AIM: Transcribe each of the records below exactly, excluding all pictures.
>> START
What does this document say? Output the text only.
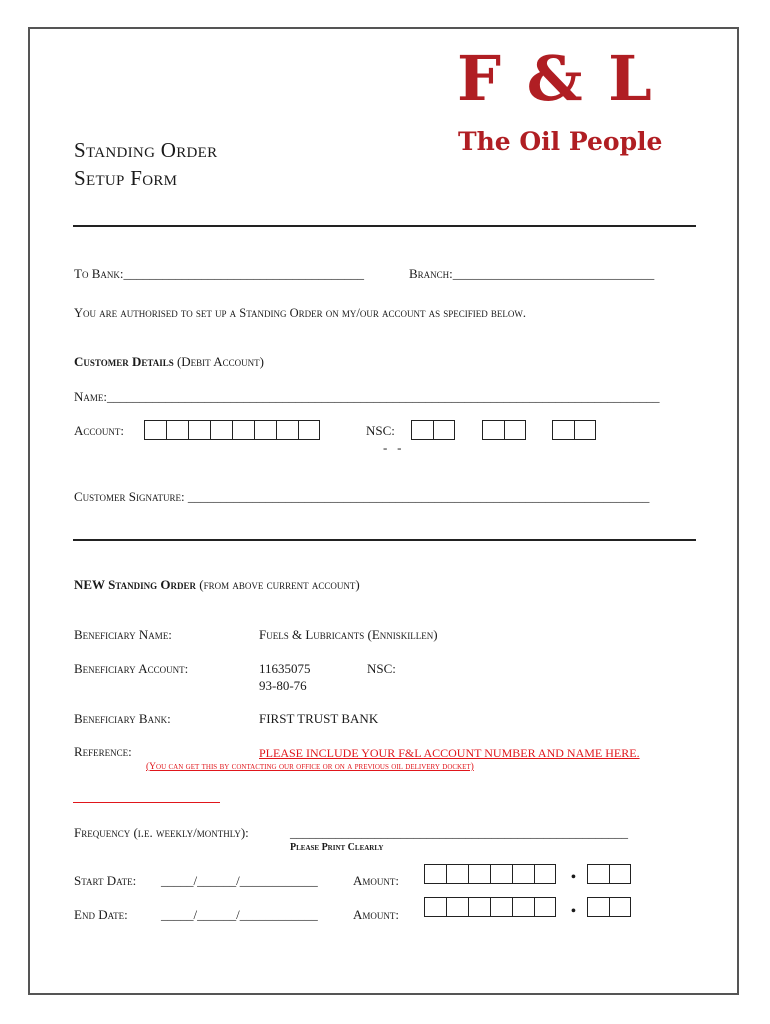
F & L
The Oil People
Standing Order
Setup Form
To Bank:_____________________________________	Branch:_______________________________
You are authorised to set up a Standing Order on my/our account as specified below.
Customer Details (Debit Account)
Name:_____________________________________________________________________________________
Account:	NSC:
-   -
Customer Signature: _______________________________________________________________________
NEW Standing Order (from above current account)
Beneficiary Name:	Fuels & Lubricants (Enniskillen)
Beneficiary Account:	11635075	NSC:
93-80-76
Beneficiary Bank:	FIRST TRUST BANK
Reference:	PLEASE INCLUDE YOUR F&L ACCOUNT NUMBER AND NAME HERE.
(You can get this by contacting our office or on a previous oil delivery docket)
Frequency (i.e. weekly/monthly):	____________________________________________________
Please Print Clearly
Start Date: _____/______/____________	Amount:	•
End Date:	_____/______/____________	Amount:	•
>> END
COMPLETED TASK:
What does this document say? Output the text only.
F & L
The Oil People
Standing Order
Setup Form
To Bank:_____________________________________	Branch:_______________________________
You are authorised to set up a Standing Order on my/our account as specified below.
Customer Details (Debit Account)
Name:_____________________________________________________________________________________
Account:	NSC:
-   -
Customer Signature: _______________________________________________________________________
NEW Standing Order (from above current account)
Beneficiary Name:	Fuels & Lubricants (Enniskillen)
Beneficiary Account:	11635075	NSC:
93-80-76
Beneficiary Bank:	FIRST TRUST BANK
Reference:	PLEASE INCLUDE YOUR F&L ACCOUNT NUMBER AND NAME HERE.
(You can get this by contacting our office or on a previous oil delivery docket)
Frequency (i.e. weekly/monthly):	____________________________________________________
Please Print Clearly
Start Date: _____/______/____________	Amount:	•
End Date:	_____/______/____________	Amount:	•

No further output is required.